[Directive]:
Gather all lines with the word "data" in them.
-=-=-
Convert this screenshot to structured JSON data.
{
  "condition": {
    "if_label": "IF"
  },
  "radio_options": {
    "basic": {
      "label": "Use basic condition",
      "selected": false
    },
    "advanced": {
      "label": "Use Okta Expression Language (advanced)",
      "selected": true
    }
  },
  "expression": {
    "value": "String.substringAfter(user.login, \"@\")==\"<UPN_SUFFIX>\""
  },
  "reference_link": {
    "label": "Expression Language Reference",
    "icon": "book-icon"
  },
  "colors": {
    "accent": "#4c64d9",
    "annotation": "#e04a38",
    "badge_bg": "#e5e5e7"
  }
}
-=-=-
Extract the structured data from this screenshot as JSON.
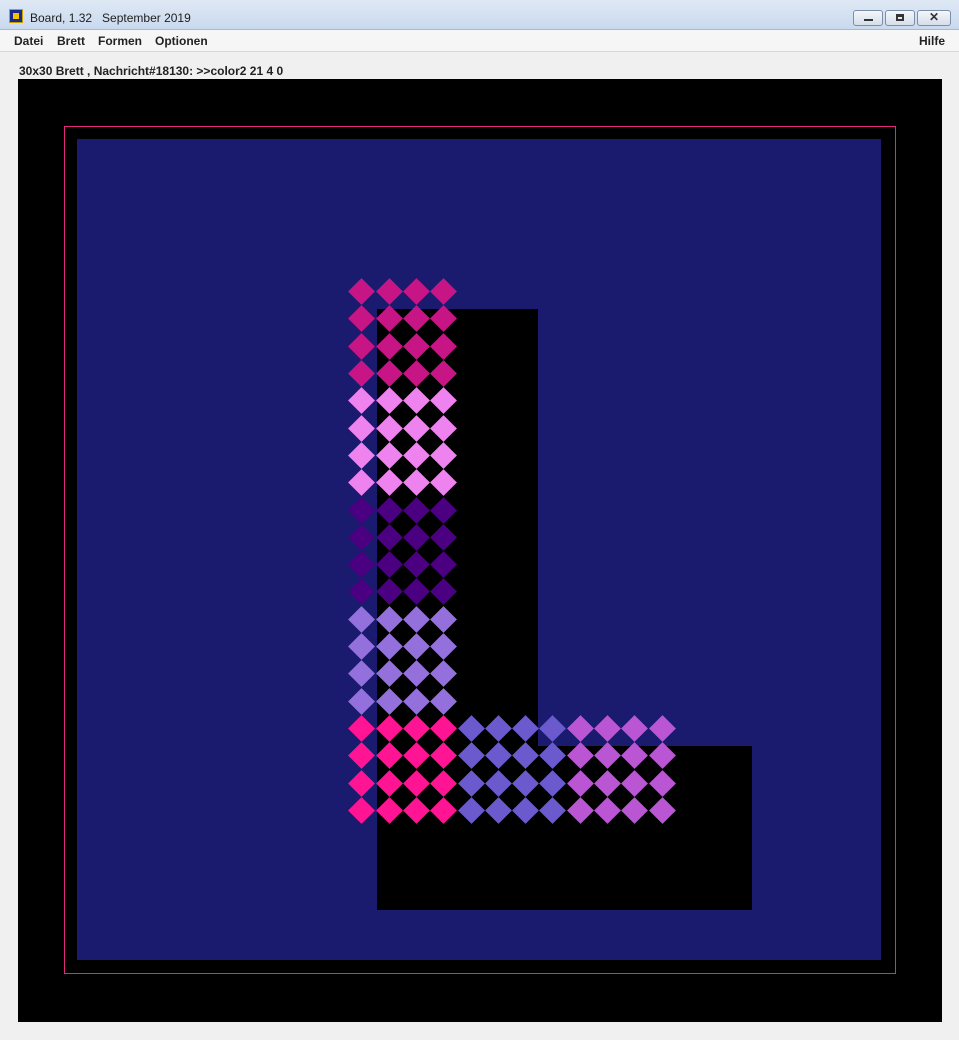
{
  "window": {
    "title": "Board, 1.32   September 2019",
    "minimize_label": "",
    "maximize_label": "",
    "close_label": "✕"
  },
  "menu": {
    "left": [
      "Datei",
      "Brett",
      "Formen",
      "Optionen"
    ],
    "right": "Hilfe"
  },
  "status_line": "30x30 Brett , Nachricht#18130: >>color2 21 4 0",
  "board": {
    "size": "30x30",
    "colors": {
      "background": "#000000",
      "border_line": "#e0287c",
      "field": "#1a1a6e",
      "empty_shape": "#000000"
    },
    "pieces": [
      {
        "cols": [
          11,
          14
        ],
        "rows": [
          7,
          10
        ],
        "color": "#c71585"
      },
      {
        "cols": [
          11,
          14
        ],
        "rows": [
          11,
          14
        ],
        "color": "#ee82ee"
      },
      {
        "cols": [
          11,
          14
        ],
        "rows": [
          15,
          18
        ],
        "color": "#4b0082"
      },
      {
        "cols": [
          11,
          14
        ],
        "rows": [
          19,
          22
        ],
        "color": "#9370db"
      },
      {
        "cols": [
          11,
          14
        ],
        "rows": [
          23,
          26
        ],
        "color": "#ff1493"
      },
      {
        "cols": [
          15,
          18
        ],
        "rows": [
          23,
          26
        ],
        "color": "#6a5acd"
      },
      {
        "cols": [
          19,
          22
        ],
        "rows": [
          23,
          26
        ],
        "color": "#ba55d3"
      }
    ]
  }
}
-=-=-
[Solution]:
Convert this screenshot to structured JSON data.
Extract the structured data from this screenshot as JSON.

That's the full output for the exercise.